▶ Extracto proporcionado:
----
Tras su breve comparecencia, uno de los defensores de la psiquiatra Agustina Cosachov peticionó que los hijos mayores de Diego “no declaren bajo juramento” ya que constituirían delitos como prevaricato y encubrimiento.
Fernando Burlando salió al cruce y consideró que el planteo se trató de “agresiones aberrantes” pergeñadas contra Gianinna “Es bizarro. Quedó demostrado que la familia no pudo sacar del infierno” en el que se encontraba “Diego Armando Maradona”, consideró el letrado al referirse a la atención médica que recibió el paciente.
Por otro lado, Ramírez, representante legal de Diego Maradona Junior, definió como "falta de respeto" el momento y solicitó una "sanción ejemplar".
Mario Baudry consignó: "No es la primera vez que pasa. Quisieron incriminar también al médico Alfredo Cahe en la etapa de instrucción. Intentan amedrentar a los testigos".
----
▶ Entradas proporcionadas:
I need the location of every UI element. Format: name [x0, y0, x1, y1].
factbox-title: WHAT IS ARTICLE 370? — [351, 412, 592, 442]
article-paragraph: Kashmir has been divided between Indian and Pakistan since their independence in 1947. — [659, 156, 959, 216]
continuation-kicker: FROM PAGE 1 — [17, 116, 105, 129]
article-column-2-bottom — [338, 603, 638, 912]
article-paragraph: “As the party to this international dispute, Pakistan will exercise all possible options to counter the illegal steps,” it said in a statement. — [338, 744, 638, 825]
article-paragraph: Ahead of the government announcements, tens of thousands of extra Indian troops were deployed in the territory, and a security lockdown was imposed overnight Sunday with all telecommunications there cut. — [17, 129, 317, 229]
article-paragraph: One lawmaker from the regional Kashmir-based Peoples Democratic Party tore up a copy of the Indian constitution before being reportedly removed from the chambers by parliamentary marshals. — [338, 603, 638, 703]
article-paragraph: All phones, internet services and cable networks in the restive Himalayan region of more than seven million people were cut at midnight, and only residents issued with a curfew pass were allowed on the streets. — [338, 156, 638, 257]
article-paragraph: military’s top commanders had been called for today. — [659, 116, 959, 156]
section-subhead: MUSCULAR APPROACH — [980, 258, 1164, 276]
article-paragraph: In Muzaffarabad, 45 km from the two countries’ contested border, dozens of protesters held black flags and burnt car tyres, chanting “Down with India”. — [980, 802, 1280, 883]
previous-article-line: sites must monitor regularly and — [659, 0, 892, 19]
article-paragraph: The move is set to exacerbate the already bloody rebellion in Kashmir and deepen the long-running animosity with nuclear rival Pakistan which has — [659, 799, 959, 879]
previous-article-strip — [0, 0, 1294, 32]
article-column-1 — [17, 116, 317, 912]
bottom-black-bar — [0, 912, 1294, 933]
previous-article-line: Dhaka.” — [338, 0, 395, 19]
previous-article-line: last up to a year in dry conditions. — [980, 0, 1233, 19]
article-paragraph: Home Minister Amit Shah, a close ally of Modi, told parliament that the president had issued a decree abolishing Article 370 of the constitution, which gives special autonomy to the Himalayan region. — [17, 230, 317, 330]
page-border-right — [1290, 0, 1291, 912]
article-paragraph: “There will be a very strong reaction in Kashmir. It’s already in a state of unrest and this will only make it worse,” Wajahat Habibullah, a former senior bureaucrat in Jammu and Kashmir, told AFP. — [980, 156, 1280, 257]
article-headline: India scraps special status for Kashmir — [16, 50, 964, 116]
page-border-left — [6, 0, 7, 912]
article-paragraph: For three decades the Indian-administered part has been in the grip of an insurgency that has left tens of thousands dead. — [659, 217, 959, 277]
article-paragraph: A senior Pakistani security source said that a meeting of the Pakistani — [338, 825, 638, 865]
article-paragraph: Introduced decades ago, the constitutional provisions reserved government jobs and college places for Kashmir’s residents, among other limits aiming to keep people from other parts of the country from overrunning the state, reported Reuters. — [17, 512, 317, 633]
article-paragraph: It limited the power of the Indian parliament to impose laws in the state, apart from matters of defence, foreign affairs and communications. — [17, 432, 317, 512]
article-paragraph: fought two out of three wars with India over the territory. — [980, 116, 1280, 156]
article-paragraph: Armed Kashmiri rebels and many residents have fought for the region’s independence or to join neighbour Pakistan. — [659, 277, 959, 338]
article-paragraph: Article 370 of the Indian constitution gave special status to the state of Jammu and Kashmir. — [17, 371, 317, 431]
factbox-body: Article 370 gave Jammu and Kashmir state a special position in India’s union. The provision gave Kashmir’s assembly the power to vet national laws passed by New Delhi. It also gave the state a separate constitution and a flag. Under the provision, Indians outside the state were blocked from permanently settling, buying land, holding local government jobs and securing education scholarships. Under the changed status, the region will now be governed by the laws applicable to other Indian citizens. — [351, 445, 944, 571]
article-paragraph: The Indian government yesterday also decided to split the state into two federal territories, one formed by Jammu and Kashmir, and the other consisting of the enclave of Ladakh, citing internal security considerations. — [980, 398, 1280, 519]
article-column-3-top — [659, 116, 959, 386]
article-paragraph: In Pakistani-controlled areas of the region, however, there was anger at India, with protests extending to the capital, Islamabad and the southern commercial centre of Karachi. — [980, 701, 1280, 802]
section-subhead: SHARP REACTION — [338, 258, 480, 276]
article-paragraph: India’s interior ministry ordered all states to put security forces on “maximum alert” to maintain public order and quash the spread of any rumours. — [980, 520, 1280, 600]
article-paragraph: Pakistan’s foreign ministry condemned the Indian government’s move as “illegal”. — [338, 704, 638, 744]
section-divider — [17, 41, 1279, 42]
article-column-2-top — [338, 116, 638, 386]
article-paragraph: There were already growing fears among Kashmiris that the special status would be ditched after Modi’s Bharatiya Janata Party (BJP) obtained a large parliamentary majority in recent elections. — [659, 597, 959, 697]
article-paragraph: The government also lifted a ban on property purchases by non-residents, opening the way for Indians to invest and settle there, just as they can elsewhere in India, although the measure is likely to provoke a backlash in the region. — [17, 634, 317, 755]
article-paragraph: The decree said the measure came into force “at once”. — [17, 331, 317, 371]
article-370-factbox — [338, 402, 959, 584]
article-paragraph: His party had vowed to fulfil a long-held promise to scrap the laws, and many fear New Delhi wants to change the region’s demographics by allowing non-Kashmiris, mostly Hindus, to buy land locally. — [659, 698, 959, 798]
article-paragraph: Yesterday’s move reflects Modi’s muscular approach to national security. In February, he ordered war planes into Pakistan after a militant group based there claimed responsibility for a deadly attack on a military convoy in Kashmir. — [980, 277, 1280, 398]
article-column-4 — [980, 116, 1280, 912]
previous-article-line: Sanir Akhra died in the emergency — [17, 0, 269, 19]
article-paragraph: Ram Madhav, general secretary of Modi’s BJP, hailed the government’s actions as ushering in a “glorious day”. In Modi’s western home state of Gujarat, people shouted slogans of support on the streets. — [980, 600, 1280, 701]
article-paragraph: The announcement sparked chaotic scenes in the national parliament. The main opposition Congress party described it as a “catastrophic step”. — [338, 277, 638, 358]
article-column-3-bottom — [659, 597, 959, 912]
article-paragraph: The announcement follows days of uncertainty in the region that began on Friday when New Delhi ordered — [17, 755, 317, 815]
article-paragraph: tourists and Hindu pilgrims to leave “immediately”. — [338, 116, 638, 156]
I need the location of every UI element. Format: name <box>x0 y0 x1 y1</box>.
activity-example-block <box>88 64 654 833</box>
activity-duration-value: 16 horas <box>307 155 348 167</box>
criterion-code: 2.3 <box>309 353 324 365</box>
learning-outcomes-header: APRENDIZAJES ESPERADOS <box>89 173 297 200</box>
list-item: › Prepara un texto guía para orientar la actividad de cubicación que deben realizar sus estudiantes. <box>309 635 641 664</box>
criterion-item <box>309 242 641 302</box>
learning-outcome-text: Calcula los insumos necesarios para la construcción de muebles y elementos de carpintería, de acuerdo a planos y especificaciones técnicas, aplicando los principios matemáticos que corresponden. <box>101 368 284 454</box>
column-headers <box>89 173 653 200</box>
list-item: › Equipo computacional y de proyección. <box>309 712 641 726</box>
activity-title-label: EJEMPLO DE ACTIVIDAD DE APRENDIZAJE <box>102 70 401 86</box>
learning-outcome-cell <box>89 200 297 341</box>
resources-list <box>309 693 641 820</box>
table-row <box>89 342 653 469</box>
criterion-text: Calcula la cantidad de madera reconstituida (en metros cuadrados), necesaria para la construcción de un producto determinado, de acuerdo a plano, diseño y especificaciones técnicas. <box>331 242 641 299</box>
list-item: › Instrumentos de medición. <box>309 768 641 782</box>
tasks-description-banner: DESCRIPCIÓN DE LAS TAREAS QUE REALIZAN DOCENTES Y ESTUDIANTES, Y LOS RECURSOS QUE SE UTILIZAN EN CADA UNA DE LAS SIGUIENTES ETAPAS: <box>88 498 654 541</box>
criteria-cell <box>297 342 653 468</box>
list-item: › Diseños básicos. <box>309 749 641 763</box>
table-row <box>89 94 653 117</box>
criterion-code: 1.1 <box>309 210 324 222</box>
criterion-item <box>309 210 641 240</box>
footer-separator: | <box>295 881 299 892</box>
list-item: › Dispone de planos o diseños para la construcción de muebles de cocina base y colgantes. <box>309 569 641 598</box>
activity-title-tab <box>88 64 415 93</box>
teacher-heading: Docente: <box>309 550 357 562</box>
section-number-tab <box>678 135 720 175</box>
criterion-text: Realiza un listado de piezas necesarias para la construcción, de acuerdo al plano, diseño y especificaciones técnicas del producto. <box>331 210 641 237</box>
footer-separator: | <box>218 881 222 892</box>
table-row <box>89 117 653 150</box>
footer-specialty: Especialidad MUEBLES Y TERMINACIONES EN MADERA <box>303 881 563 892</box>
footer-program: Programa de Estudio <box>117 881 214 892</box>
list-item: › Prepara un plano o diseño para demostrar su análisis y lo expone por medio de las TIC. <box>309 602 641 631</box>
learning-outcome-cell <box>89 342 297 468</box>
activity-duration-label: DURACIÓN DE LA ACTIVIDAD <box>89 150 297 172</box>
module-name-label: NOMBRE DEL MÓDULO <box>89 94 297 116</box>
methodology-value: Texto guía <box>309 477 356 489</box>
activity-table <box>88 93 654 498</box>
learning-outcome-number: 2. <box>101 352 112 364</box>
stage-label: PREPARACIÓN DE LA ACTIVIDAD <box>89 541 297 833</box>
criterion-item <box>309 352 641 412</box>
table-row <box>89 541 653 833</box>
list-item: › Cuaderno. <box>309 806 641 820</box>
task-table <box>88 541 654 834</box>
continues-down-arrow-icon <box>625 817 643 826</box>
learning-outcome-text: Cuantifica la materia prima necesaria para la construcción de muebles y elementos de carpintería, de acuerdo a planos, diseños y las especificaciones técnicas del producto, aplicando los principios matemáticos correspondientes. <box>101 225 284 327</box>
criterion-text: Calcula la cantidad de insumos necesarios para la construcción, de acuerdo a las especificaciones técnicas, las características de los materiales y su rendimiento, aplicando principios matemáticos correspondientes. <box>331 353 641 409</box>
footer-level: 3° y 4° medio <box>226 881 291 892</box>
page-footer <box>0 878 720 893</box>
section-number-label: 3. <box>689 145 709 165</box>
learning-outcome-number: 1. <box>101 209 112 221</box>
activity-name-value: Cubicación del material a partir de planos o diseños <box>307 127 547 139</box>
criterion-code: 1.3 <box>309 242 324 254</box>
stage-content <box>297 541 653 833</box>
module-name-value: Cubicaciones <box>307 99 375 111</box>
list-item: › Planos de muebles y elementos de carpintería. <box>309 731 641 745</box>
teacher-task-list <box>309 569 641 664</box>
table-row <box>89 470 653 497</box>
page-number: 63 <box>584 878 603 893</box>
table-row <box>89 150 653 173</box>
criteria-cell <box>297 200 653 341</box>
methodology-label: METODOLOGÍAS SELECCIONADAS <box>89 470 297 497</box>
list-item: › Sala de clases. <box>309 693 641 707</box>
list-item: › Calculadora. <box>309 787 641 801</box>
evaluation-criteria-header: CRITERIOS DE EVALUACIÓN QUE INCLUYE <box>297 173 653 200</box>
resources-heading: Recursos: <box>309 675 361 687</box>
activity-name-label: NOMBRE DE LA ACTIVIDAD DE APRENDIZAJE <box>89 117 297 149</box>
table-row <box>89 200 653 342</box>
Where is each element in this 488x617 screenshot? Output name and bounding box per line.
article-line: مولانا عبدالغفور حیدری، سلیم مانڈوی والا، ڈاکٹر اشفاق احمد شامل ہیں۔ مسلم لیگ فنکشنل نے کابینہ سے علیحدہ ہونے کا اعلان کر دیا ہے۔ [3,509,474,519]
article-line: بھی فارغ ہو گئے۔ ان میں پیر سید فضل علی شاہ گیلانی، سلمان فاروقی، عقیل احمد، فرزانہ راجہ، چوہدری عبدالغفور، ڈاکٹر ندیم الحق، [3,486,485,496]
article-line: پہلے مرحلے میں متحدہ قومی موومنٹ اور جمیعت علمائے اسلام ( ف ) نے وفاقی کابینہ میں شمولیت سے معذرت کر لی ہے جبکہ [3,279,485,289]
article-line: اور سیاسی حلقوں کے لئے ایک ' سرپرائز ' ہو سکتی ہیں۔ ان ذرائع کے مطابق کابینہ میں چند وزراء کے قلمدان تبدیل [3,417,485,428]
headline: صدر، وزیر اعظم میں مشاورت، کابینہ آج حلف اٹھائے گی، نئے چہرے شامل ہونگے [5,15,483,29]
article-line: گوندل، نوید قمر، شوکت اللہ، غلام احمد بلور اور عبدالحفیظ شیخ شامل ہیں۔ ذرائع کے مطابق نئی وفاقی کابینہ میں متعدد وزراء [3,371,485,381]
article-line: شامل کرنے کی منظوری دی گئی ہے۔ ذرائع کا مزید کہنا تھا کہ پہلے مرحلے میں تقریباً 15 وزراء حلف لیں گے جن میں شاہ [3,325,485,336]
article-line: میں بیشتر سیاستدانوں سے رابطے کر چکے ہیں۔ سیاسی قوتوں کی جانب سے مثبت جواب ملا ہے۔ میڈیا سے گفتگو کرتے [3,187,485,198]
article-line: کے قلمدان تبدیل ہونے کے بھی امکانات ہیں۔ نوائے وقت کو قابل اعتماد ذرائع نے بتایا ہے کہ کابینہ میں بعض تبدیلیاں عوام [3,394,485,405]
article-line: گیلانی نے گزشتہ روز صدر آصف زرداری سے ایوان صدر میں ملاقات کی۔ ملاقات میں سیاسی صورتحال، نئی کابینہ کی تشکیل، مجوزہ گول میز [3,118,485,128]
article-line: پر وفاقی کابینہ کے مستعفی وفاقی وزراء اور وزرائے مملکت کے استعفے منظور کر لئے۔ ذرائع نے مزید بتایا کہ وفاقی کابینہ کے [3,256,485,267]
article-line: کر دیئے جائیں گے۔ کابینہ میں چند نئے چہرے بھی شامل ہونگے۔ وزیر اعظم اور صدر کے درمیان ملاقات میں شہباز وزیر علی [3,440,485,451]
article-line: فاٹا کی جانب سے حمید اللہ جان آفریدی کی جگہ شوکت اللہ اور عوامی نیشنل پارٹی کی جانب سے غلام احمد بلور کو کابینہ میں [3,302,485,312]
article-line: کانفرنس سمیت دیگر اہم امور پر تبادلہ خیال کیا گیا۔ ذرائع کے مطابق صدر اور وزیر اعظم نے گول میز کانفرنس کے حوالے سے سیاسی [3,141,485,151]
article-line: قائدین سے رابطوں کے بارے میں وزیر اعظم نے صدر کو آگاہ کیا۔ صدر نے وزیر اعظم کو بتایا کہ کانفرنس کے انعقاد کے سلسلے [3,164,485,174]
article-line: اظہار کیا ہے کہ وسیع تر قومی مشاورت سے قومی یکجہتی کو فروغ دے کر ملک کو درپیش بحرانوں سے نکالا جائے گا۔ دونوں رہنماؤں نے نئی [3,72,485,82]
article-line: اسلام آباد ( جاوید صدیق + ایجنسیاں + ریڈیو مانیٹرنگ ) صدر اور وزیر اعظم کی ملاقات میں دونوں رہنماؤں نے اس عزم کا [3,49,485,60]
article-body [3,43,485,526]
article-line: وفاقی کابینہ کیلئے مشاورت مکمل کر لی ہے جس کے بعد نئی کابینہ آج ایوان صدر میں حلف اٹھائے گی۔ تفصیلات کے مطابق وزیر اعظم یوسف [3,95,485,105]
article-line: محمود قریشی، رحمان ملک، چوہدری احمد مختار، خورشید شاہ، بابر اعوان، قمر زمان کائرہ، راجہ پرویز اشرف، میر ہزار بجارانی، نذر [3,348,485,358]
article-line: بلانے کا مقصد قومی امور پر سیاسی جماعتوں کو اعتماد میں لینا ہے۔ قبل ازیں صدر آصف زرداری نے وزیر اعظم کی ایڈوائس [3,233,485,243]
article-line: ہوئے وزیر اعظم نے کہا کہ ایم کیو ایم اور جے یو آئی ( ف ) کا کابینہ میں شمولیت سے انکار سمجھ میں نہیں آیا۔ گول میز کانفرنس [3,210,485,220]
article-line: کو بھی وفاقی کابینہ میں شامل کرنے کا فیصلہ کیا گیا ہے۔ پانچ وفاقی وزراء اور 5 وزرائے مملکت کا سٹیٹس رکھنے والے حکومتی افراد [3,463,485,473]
----
▶ Detalle de tarea: Según el extracto proporcionado, ¿qué solicitó Ramírez, representante legal de Diego Maradona Junior?

▶ Respuesta del ejercicio: Solicitó una "sanción ejemplar".